### EXERCISE OBJECTIVE
Give the records back in full, exactly as they read.

### DATASET RECORDS
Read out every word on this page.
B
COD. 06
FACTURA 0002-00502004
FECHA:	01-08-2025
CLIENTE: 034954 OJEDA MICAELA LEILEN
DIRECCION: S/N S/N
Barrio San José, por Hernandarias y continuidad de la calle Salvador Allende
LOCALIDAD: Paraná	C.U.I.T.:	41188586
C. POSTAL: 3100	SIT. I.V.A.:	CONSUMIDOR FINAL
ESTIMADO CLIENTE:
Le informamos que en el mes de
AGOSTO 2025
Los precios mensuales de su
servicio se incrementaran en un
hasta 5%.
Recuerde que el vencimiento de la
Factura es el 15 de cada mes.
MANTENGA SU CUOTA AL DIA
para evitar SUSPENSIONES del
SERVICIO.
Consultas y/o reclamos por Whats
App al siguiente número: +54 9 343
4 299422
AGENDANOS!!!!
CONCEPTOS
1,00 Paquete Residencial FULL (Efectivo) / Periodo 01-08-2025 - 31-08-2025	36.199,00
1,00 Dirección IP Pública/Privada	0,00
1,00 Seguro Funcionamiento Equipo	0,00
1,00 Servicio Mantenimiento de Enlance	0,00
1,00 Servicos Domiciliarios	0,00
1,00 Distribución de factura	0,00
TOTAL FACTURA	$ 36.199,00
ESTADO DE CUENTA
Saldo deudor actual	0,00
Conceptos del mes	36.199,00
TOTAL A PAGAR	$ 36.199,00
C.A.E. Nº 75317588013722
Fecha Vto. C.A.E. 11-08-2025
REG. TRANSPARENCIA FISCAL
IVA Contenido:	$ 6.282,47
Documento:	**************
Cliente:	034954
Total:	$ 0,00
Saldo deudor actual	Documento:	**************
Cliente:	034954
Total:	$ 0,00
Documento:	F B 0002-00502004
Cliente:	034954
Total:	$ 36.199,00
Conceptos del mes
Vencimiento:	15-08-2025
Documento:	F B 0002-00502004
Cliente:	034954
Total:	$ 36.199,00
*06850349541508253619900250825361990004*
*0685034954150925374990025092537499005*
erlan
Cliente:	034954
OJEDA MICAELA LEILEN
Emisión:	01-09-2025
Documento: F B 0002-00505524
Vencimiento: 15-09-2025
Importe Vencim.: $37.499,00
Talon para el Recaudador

### OUTPUT OF THE TASK
Read out every word on this page.
B
COD. 06
FACTURA 0002-00502004
FECHA:	01-08-2025
CLIENTE: 034954 OJEDA MICAELA LEILEN
DIRECCION: S/N S/N
Barrio San José, por Hernandarias y continuidad de la calle Salvador Allende
LOCALIDAD: Paraná	C.U.I.T.:	41188586
C. POSTAL: 3100	SIT. I.V.A.:	CONSUMIDOR FINAL
ESTIMADO CLIENTE:
Le informamos que en el mes de
AGOSTO 2025
Los precios mensuales de su
servicio se incrementaran en un
hasta 5%.
Recuerde que el vencimiento de la
Factura es el 15 de cada mes.
MANTENGA SU CUOTA AL DIA
para evitar SUSPENSIONES del
SERVICIO.
Consultas y/o reclamos por Whats
App al siguiente número: +54 9 343
4 299422
AGENDANOS!!!!
CONCEPTOS
1,00 Paquete Residencial FULL (Efectivo) / Periodo 01-08-2025 - 31-08-2025	36.199,00
1,00 Dirección IP Pública/Privada	0,00
1,00 Seguro Funcionamiento Equipo	0,00
1,00 Servicio Mantenimiento de Enlance	0,00
1,00 Servicos Domiciliarios	0,00
1,00 Distribución de factura	0,00
TOTAL FACTURA	$ 36.199,00
ESTADO DE CUENTA
Saldo deudor actual	0,00
Conceptos del mes	36.199,00
TOTAL A PAGAR	$ 36.199,00
C.A.E. Nº 75317588013722
Fecha Vto. C.A.E. 11-08-2025
REG. TRANSPARENCIA FISCAL
IVA Contenido:	$ 6.282,47
Documento:	**************
Cliente:	034954
Total:	$ 0,00
Saldo deudor actual	Documento:	**************
Cliente:	034954
Total:	$ 0,00
Documento:	F B 0002-00502004
Cliente:	034954
Total:	$ 36.199,00
Conceptos del mes
Vencimiento:	15-08-2025
Documento:	F B 0002-00502004
Cliente:	034954
Total:	$ 36.199,00
*06850349541508253619900250825361990004*
*0685034954150925374990025092537499005*
erlan
Cliente:	034954
OJEDA MICAELA LEILEN
Emisión:	01-09-2025
Documento: F B 0002-00505524
Vencimiento: 15-09-2025
Importe Vencim.: $37.499,00
Talon para el Recaudador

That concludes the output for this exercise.